● Goal
Copy out each line that mentions the word "this".

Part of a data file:

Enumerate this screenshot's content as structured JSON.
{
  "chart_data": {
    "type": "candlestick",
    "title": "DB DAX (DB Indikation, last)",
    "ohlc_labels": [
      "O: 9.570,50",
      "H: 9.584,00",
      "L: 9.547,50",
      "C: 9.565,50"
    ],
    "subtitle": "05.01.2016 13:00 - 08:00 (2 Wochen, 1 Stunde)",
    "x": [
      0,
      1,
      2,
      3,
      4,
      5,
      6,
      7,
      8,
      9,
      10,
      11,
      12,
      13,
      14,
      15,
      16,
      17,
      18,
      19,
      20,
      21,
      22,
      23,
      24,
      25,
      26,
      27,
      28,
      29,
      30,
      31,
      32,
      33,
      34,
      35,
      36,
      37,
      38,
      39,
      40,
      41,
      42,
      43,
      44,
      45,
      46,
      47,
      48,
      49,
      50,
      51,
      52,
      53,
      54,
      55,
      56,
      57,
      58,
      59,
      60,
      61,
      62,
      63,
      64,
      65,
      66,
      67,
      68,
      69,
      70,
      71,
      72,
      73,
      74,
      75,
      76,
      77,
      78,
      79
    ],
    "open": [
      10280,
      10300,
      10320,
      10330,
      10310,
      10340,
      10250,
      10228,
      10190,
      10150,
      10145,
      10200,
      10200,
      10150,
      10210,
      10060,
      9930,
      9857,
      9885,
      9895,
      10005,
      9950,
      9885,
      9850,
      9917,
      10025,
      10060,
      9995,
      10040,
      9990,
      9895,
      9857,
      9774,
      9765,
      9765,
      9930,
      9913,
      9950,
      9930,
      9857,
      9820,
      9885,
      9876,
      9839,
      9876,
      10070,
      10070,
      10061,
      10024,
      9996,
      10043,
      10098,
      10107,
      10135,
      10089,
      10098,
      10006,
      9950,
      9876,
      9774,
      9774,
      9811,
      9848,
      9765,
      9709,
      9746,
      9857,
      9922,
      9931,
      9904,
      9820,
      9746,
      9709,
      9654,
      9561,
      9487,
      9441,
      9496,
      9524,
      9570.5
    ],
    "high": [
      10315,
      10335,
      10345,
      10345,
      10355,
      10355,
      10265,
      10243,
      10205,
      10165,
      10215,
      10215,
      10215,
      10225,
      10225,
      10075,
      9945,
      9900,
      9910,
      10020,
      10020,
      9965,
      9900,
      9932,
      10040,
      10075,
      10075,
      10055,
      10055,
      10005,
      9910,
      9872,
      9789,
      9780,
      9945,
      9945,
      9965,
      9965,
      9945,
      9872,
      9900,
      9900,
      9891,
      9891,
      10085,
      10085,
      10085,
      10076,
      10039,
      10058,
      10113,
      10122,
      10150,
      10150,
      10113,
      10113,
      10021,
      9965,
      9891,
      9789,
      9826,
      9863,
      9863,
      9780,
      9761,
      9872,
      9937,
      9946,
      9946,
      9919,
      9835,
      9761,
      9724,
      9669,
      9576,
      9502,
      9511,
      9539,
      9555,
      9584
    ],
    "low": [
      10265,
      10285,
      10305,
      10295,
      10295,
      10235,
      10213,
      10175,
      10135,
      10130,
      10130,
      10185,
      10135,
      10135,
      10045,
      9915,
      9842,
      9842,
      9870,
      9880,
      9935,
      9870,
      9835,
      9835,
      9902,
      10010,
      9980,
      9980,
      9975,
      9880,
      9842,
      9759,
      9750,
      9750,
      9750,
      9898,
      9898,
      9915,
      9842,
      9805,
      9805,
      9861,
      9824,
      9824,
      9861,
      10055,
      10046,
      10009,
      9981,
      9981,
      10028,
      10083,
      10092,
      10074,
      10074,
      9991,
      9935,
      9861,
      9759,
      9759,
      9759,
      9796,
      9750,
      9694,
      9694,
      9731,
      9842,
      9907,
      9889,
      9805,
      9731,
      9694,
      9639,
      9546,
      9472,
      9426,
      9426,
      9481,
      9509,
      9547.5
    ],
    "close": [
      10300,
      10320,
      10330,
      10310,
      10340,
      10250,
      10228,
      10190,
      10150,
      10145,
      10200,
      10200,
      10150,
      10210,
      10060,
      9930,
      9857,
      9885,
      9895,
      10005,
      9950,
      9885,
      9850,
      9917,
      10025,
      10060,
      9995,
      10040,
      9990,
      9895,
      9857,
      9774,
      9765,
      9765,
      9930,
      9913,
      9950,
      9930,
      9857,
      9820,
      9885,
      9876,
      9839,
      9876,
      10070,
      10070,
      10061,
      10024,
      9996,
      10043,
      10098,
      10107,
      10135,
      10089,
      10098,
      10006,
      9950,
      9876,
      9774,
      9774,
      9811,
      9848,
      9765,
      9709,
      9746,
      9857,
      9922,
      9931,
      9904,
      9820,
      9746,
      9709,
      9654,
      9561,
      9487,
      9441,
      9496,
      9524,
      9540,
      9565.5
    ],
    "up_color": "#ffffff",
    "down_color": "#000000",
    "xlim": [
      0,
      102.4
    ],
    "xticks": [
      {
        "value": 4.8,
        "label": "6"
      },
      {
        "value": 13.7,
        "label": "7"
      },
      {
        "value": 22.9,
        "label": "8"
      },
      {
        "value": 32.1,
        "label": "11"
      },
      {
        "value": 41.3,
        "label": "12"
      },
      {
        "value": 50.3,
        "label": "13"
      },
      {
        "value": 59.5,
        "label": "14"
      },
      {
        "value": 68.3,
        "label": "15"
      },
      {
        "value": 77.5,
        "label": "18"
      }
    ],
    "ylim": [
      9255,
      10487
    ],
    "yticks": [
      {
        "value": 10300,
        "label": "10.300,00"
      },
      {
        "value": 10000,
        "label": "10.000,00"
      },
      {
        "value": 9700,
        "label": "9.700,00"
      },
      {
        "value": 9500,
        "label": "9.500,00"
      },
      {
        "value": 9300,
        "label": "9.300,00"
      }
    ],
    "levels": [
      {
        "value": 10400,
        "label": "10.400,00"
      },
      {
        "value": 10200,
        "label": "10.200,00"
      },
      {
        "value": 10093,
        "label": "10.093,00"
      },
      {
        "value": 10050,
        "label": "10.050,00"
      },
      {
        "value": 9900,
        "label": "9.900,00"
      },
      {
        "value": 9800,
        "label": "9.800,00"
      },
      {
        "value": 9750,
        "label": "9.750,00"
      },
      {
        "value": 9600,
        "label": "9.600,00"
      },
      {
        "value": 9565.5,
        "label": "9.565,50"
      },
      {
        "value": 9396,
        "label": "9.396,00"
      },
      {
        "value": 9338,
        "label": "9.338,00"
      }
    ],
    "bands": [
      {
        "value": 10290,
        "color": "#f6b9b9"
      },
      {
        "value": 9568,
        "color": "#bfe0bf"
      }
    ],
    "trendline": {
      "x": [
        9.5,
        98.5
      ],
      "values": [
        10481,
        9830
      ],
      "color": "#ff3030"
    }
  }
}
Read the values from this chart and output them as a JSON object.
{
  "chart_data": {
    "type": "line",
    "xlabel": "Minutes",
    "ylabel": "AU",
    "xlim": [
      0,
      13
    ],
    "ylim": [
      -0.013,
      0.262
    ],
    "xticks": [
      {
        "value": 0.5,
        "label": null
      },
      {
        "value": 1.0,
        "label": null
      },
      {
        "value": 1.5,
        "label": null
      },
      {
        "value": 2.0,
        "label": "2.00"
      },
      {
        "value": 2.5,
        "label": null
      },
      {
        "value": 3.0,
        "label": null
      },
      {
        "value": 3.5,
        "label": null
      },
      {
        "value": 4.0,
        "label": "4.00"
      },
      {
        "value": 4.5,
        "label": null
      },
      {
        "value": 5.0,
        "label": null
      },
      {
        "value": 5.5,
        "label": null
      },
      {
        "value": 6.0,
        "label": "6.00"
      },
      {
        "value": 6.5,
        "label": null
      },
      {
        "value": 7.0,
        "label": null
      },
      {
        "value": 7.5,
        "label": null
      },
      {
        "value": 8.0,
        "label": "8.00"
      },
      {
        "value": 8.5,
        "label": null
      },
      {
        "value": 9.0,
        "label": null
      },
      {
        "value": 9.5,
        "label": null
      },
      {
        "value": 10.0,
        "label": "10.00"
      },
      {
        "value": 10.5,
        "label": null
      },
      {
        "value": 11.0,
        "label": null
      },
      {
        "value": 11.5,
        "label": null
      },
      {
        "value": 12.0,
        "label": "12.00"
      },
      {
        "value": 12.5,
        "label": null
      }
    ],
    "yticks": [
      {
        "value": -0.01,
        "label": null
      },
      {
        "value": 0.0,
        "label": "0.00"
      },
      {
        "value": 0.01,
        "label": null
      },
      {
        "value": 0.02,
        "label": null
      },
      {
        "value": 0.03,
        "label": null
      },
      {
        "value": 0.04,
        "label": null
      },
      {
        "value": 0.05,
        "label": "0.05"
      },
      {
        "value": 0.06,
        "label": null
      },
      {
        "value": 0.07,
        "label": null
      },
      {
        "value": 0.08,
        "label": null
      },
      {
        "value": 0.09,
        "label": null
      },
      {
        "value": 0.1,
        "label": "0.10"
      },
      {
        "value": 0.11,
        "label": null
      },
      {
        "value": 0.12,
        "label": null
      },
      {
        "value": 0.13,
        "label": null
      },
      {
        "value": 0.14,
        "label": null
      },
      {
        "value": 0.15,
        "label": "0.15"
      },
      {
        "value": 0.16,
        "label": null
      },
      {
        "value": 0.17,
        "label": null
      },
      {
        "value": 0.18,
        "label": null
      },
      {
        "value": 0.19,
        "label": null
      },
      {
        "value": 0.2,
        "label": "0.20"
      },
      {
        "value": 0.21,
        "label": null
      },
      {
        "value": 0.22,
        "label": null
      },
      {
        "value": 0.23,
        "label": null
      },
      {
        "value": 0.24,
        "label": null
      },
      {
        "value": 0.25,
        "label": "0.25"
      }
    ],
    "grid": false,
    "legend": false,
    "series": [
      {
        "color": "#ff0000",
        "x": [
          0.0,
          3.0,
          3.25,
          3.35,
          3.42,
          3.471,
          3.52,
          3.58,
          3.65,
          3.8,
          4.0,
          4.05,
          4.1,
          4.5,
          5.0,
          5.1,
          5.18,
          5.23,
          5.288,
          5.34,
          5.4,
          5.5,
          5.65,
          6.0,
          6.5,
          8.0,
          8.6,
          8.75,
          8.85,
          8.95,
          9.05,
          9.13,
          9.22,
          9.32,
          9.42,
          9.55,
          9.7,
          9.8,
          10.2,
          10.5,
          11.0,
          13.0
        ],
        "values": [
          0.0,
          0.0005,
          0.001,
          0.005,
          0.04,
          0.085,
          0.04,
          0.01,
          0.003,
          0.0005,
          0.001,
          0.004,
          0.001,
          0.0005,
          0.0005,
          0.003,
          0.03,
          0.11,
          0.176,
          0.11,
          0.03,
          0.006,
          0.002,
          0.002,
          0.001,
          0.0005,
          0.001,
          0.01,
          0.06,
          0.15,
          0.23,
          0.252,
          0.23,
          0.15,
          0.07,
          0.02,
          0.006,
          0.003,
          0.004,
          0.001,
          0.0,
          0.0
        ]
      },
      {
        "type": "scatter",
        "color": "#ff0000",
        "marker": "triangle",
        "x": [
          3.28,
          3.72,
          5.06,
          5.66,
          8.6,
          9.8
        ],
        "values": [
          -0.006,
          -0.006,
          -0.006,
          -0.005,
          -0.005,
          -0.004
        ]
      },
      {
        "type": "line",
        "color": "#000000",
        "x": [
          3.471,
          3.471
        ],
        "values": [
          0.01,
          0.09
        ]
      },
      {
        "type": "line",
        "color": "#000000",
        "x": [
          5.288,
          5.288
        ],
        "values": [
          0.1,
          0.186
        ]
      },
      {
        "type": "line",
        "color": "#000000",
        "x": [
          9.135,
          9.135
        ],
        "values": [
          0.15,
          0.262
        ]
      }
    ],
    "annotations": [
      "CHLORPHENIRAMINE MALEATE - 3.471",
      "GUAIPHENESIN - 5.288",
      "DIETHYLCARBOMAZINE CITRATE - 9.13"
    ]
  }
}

● Solved exercise
Enumerate this screenshot's content as structured JSON.
Read the values from this chart and output them as a JSON object.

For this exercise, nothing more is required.